■ Records supplied
☆ ☆ ☆ ☆

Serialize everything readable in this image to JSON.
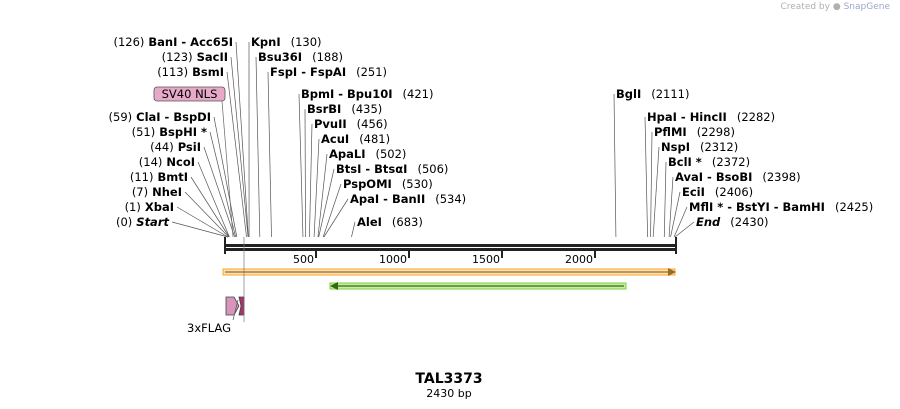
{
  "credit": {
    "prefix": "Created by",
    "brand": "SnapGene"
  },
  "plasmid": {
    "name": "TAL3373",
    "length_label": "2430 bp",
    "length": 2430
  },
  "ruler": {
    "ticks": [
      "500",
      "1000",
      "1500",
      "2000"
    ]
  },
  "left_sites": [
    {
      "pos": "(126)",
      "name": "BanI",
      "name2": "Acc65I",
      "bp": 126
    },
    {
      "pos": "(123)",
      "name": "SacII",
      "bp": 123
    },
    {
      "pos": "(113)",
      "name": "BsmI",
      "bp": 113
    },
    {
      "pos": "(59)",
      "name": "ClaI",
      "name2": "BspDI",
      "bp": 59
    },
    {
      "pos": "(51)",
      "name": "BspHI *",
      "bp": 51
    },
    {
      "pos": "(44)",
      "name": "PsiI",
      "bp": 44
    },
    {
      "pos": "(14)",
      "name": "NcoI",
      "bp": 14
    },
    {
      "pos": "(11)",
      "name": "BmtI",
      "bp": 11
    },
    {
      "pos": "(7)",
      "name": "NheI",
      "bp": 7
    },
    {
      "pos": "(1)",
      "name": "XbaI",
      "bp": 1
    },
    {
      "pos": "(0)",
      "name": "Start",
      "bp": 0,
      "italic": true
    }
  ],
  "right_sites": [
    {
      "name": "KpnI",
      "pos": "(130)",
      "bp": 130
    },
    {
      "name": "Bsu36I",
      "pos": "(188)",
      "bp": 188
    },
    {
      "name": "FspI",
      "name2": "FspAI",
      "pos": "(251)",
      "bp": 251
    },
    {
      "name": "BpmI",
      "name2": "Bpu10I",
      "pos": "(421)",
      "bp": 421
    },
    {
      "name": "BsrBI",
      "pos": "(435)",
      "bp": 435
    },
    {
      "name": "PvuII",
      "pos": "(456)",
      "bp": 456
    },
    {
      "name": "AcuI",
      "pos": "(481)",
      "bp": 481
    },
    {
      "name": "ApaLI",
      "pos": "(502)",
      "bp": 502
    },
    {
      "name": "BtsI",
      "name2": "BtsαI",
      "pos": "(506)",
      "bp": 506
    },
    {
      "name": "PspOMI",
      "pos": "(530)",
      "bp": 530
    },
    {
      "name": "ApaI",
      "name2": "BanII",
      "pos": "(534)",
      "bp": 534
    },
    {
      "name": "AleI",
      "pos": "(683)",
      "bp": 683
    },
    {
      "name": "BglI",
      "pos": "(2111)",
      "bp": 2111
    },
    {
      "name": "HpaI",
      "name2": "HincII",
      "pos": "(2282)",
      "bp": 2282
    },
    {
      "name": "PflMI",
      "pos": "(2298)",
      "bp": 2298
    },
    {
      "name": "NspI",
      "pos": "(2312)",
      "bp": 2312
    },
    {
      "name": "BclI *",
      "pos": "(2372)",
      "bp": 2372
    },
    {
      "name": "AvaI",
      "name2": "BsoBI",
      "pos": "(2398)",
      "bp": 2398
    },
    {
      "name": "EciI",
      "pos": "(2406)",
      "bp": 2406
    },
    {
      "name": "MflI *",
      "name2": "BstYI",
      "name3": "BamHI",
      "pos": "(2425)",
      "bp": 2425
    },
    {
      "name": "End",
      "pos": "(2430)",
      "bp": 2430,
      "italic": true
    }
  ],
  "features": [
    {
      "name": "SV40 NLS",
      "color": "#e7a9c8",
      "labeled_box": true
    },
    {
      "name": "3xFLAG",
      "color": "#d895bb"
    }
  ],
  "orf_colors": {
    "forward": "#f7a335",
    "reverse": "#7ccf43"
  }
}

☆ ☆ ☆ ☆

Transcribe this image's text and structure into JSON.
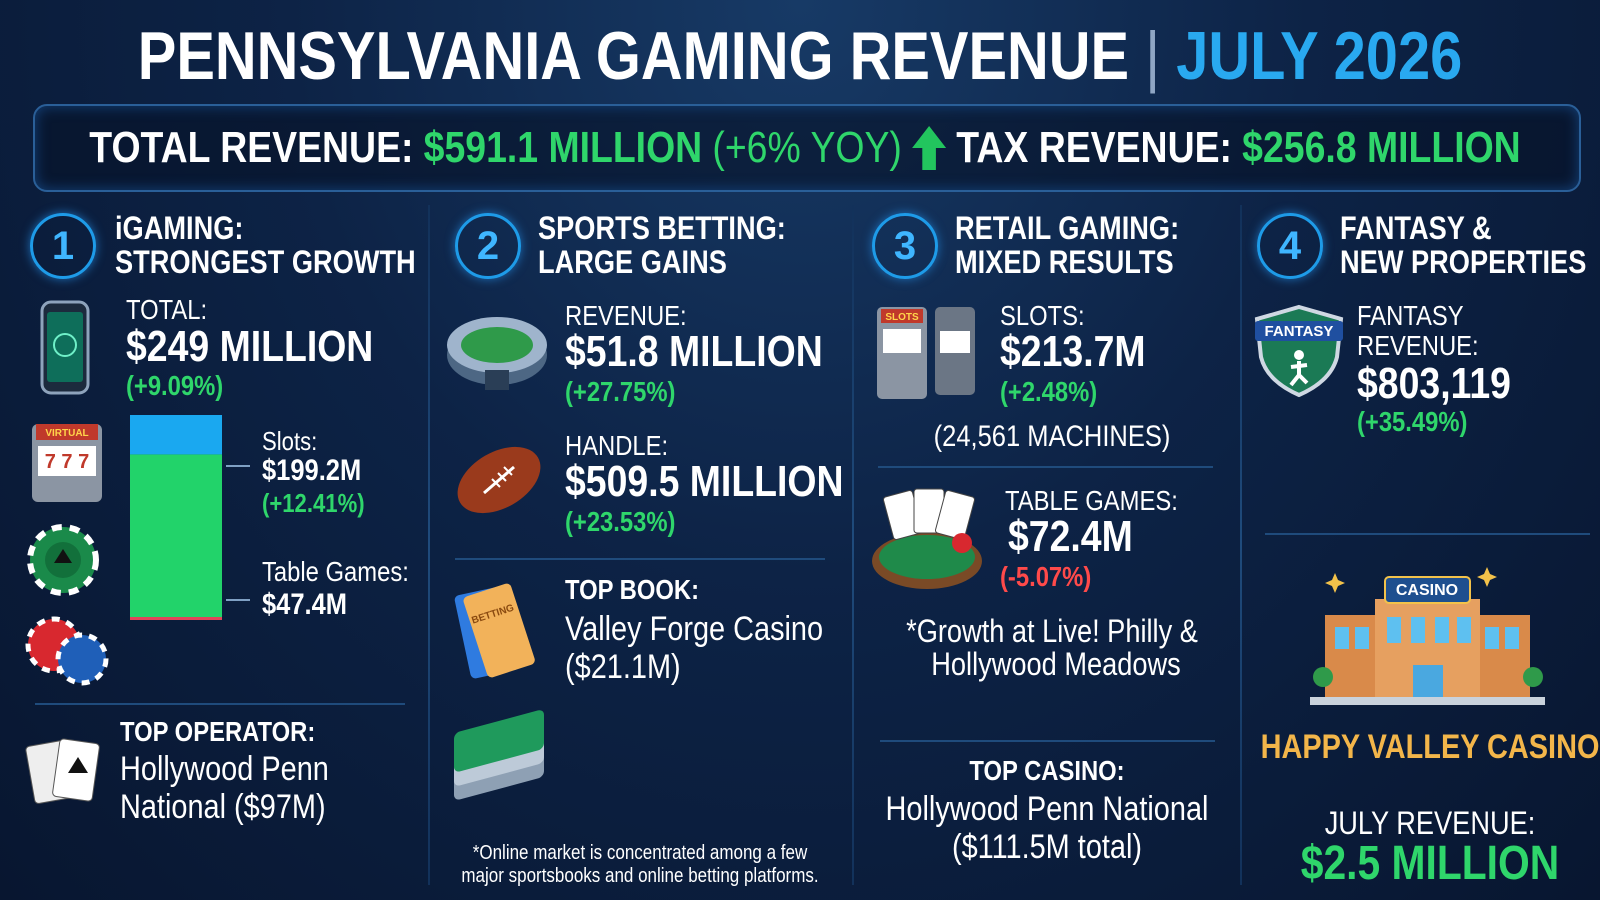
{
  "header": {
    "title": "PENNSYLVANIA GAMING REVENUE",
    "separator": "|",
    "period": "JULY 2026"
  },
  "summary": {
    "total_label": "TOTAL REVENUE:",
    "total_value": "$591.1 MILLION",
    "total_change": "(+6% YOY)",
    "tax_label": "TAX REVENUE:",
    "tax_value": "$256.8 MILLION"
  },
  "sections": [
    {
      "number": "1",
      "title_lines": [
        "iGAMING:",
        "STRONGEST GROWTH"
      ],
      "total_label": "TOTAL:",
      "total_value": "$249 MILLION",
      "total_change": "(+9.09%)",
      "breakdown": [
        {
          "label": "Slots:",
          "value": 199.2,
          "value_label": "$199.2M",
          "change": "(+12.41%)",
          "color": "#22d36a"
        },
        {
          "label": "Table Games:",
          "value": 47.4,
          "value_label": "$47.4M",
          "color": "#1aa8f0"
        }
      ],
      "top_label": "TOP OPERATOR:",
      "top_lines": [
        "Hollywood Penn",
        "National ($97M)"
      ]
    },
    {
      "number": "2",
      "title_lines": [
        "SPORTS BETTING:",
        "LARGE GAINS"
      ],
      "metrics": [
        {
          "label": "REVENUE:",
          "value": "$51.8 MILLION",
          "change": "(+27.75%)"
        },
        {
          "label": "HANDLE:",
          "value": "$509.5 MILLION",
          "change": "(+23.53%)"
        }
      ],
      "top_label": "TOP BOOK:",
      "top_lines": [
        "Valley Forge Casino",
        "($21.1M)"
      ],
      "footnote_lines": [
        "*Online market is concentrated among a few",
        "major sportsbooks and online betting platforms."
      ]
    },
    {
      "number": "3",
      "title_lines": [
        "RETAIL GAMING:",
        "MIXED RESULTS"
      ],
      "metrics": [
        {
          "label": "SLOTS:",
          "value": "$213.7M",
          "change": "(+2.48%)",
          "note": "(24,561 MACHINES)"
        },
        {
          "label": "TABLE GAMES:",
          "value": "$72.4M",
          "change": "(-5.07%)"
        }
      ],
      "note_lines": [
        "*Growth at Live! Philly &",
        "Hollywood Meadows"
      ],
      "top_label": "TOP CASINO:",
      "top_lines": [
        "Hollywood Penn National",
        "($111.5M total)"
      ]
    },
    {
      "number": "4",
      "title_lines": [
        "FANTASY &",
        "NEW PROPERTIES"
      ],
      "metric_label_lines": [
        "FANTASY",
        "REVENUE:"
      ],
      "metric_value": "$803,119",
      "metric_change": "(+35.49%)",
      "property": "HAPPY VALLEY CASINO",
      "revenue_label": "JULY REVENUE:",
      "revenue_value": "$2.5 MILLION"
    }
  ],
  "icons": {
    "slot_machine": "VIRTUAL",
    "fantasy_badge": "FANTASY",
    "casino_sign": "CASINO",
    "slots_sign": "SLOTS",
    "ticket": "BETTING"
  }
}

☆ ☆ ☆ ☆

For this exercise, gather every line of the data that contains the word "image".

■ Full solution
Serialize everything readable in this image to JSON.
Transcribe this image's text and structure into JSON.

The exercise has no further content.